* GIVEN REQUEST *
Copy out each line below exactly as it appears.

— start of TASK DATA —

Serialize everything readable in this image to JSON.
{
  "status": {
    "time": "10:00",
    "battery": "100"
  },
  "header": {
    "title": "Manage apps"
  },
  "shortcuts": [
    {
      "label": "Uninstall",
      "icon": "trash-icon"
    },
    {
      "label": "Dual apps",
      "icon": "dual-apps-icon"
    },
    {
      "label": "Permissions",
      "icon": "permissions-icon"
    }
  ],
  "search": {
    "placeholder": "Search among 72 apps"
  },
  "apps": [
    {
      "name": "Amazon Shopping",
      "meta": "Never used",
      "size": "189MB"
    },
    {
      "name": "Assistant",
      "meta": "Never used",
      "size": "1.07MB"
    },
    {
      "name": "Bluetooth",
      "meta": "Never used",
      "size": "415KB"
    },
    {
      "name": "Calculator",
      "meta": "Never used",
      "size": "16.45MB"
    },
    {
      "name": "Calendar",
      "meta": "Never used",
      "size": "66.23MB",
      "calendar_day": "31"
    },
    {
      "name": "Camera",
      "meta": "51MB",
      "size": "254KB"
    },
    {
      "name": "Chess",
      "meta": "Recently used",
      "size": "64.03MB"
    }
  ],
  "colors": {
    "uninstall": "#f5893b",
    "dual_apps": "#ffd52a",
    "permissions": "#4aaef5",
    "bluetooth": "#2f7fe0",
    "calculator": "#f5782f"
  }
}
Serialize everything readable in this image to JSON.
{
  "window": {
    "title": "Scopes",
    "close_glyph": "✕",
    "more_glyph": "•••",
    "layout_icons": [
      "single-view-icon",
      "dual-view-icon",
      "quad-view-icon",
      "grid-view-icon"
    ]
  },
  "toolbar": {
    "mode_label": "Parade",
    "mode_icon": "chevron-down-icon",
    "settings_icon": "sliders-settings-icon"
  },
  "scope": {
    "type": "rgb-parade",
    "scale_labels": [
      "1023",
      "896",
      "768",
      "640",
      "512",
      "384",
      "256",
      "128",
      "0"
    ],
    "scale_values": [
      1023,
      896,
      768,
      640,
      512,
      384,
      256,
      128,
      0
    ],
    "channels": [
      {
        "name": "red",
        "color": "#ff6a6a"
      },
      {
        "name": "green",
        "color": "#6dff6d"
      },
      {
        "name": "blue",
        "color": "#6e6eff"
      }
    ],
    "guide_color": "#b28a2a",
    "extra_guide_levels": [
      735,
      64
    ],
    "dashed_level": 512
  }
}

— end of TASK DATA —

* EXPECTED ANSWER *
Serialize everything readable in this image to JSON.
{
  "status": {
    "time": "10:00",
    "battery": "100"
  },
  "header": {
    "title": "Manage apps"
  },
  "shortcuts": [
    {
      "label": "Uninstall",
      "icon": "trash-icon"
    },
    {
      "label": "Dual apps",
      "icon": "dual-apps-icon"
    },
    {
      "label": "Permissions",
      "icon": "permissions-icon"
    }
  ],
  "search": {
    "placeholder": "Search among 72 apps"
  },
  "apps": [
    {
      "name": "Amazon Shopping",
      "meta": "Never used",
      "size": "189MB"
    },
    {
      "name": "Assistant",
      "meta": "Never used",
      "size": "1.07MB"
    },
    {
      "name": "Bluetooth",
      "meta": "Never used",
      "size": "415KB"
    },
    {
      "name": "Calculator",
      "meta": "Never used",
      "size": "16.45MB"
    },
    {
      "name": "Calendar",
      "meta": "Never used",
      "size": "66.23MB",
      "calendar_day": "31"
    },
    {
      "name": "Camera",
      "meta": "51MB",
      "size": "254KB"
    },
    {
      "name": "Chess",
      "meta": "Recently used",
      "size": "64.03MB"
    }
  ],
  "colors": {
    "uninstall": "#f5893b",
    "dual_apps": "#ffd52a",
    "permissions": "#4aaef5",
    "bluetooth": "#2f7fe0",
    "calculator": "#f5782f"
  }
}
Serialize everything readable in this image to JSON.
{
  "window": {
    "title": "Scopes",
    "close_glyph": "✕",
    "more_glyph": "•••",
    "layout_icons": [
      "single-view-icon",
      "dual-view-icon",
      "quad-view-icon",
      "grid-view-icon"
    ]
  },
  "toolbar": {
    "mode_label": "Parade",
    "mode_icon": "chevron-down-icon",
    "settings_icon": "sliders-settings-icon"
  },
  "scope": {
    "type": "rgb-parade",
    "scale_labels": [
      "1023",
      "896",
      "768",
      "640",
      "512",
      "384",
      "256",
      "128",
      "0"
    ],
    "scale_values": [
      1023,
      896,
      768,
      640,
      512,
      384,
      256,
      128,
      0
    ],
    "channels": [
      {
        "name": "red",
        "color": "#ff6a6a"
      },
      {
        "name": "green",
        "color": "#6dff6d"
      },
      {
        "name": "blue",
        "color": "#6e6eff"
      }
    ],
    "guide_color": "#b28a2a",
    "extra_guide_levels": [
      735,
      64
    ],
    "dashed_level": 512
  }
}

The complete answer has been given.